(WHAT IS NEEDED): Check each line below for the word "string", and copy those that have it.

(RECORDED DATA):

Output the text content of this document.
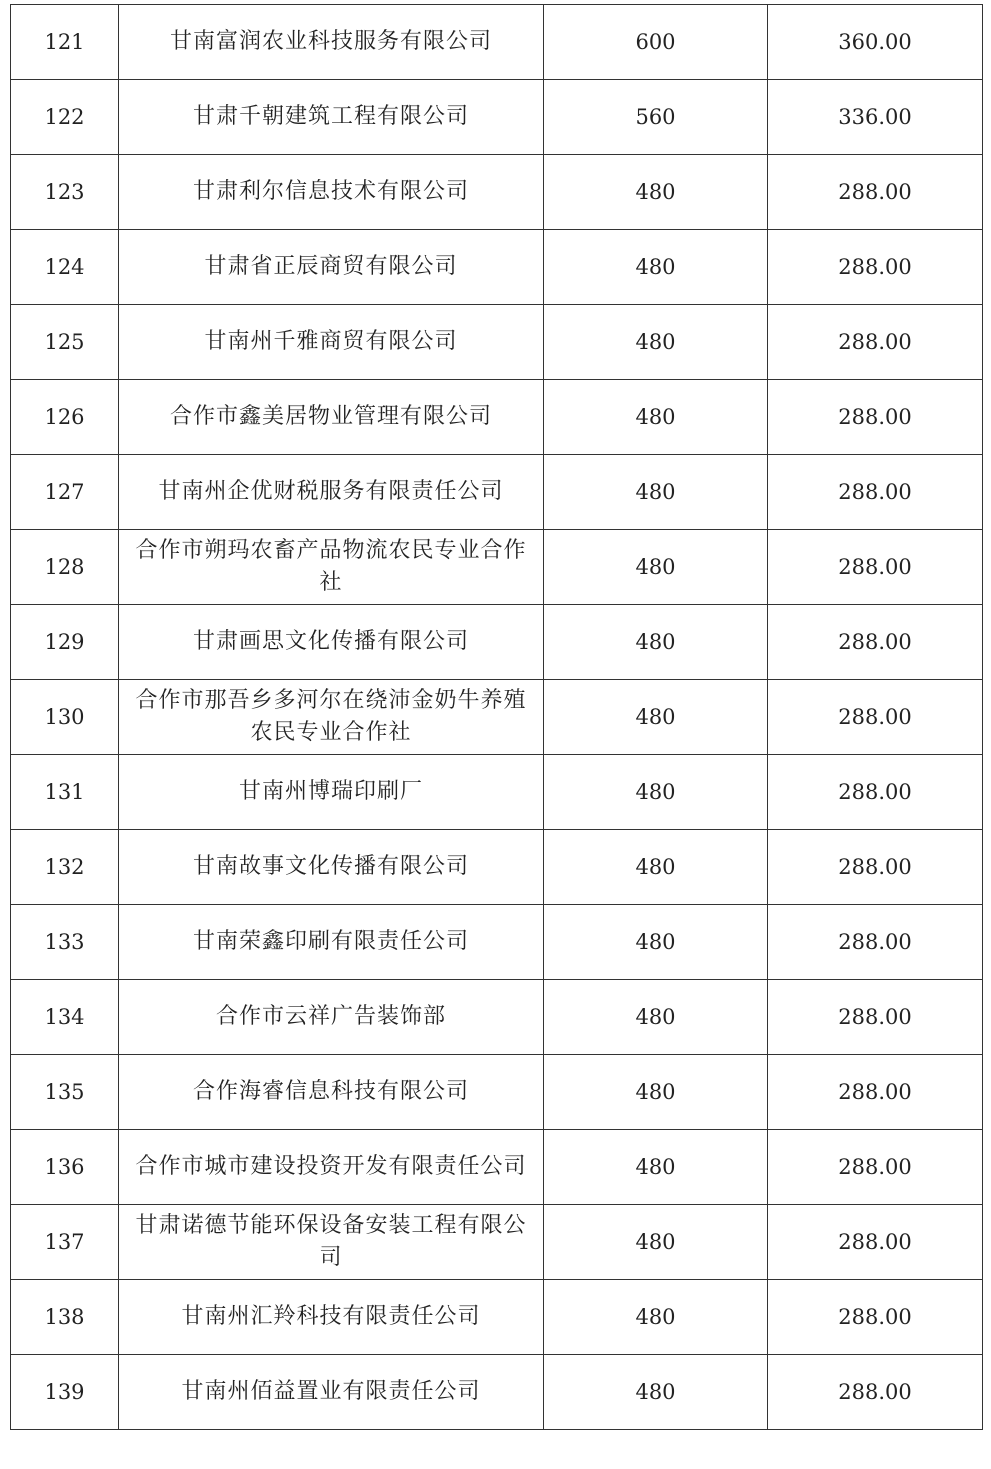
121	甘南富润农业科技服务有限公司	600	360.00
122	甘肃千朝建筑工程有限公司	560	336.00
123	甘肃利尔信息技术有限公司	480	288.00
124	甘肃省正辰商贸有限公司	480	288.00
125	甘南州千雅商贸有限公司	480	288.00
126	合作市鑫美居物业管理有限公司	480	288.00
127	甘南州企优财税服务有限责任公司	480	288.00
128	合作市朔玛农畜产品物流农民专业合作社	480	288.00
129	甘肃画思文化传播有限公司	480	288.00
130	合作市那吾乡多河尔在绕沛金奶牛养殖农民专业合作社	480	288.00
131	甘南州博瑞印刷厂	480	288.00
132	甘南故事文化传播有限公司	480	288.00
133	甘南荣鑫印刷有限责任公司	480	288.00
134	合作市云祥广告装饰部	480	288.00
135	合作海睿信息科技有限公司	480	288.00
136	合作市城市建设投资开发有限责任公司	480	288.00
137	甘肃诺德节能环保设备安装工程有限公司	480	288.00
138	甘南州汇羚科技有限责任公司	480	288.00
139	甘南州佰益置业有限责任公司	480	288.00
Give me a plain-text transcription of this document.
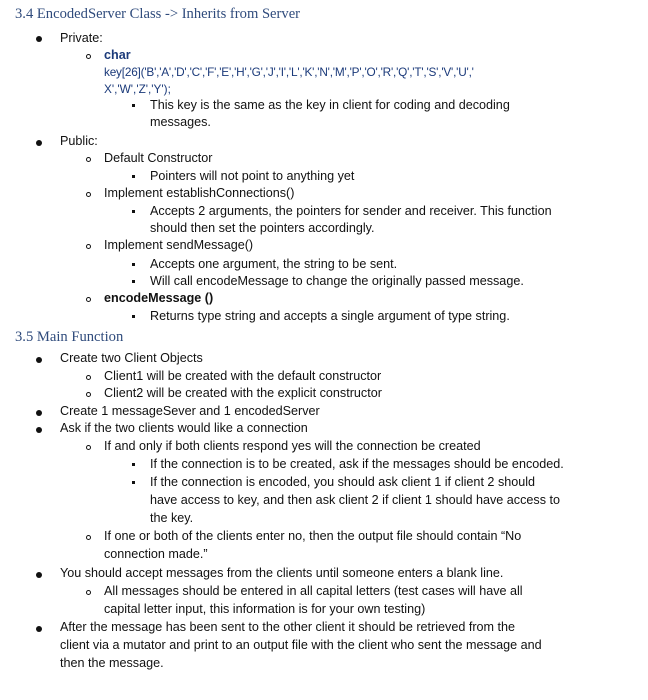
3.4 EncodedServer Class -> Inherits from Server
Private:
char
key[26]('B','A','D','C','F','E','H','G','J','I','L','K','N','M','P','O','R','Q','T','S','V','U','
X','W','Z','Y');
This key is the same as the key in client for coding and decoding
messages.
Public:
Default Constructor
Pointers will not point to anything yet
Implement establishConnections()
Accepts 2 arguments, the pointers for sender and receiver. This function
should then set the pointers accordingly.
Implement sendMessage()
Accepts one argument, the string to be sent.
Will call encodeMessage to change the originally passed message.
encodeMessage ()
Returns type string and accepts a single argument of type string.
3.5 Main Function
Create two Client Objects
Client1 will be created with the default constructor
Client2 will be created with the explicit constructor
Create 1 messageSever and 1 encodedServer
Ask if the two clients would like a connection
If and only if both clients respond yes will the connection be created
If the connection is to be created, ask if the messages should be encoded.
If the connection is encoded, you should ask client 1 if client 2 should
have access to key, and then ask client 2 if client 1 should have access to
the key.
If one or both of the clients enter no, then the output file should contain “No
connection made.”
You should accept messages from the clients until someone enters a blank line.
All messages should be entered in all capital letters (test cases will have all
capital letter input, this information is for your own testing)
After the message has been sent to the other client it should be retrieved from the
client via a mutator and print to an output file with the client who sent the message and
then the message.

(WRITTEN ANSWER):
Accepts one argument, the string to be sent.
Returns type string and accepts a single argument of type string.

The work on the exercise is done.